# WHAT YOU HAVE TO DO
Repeat the material verbatim. Images are excluded from the copy.

# DATA TO USE
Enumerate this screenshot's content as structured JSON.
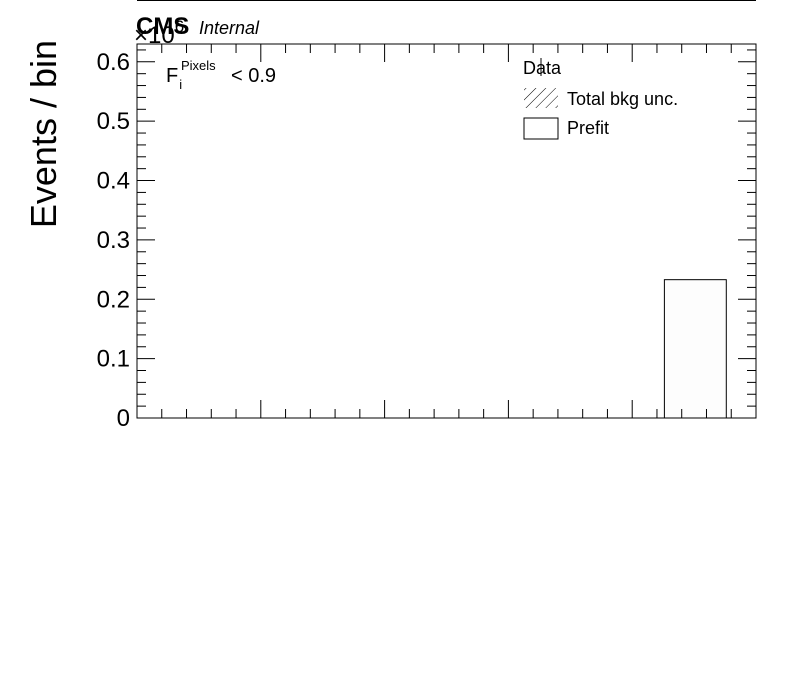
{
  "header": {
    "experiment": "CMS",
    "status": "Internal",
    "multiplier_base": "×10",
    "multiplier_exponent": "6"
  },
  "selection": {
    "symbol": "F",
    "subscript": "i",
    "superscript": "Pixels",
    "cut": "< 0.9"
  },
  "legend": {
    "placement": "top-right",
    "entries": [
      {
        "label": "Data",
        "style": "marker"
      },
      {
        "label": "Total bkg unc.",
        "style": "hatched"
      },
      {
        "label": "Prefit",
        "style": "box"
      }
    ]
  },
  "chart_data": {
    "type": "bar",
    "title": "",
    "xlabel": "",
    "ylabel": "Events / bin",
    "ylim": [
      0,
      0.63
    ],
    "y_scale_factor": "10^6",
    "y_ticks": [
      "0",
      "0.1",
      "0.2",
      "0.3",
      "0.4",
      "0.5",
      "0.6"
    ],
    "xlim": [
      0,
      1
    ],
    "x_tick_labels_shown": false,
    "grid": false,
    "series": [
      {
        "name": "Prefit",
        "bins": [
          {
            "low": 0.852,
            "high": 0.952,
            "value": 0.233
          }
        ]
      }
    ]
  }
}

# RESULT OF THIS EXERCISE
Enumerate this screenshot's content as structured JSON.
{
  "header": {
    "experiment": "CMS",
    "status": "Internal",
    "multiplier_base": "×10",
    "multiplier_exponent": "6"
  },
  "selection": {
    "symbol": "F",
    "subscript": "i",
    "superscript": "Pixels",
    "cut": "< 0.9"
  },
  "legend": {
    "placement": "top-right",
    "entries": [
      {
        "label": "Data",
        "style": "marker"
      },
      {
        "label": "Total bkg unc.",
        "style": "hatched"
      },
      {
        "label": "Prefit",
        "style": "box"
      }
    ]
  },
  "chart_data": {
    "type": "bar",
    "title": "",
    "xlabel": "",
    "ylabel": "Events / bin",
    "ylim": [
      0,
      0.63
    ],
    "y_scale_factor": "10^6",
    "y_ticks": [
      "0",
      "0.1",
      "0.2",
      "0.3",
      "0.4",
      "0.5",
      "0.6"
    ],
    "xlim": [
      0,
      1
    ],
    "x_tick_labels_shown": false,
    "grid": false,
    "series": [
      {
        "name": "Prefit",
        "bins": [
          {
            "low": 0.852,
            "high": 0.952,
            "value": 0.233
          }
        ]
      }
    ]
  }
}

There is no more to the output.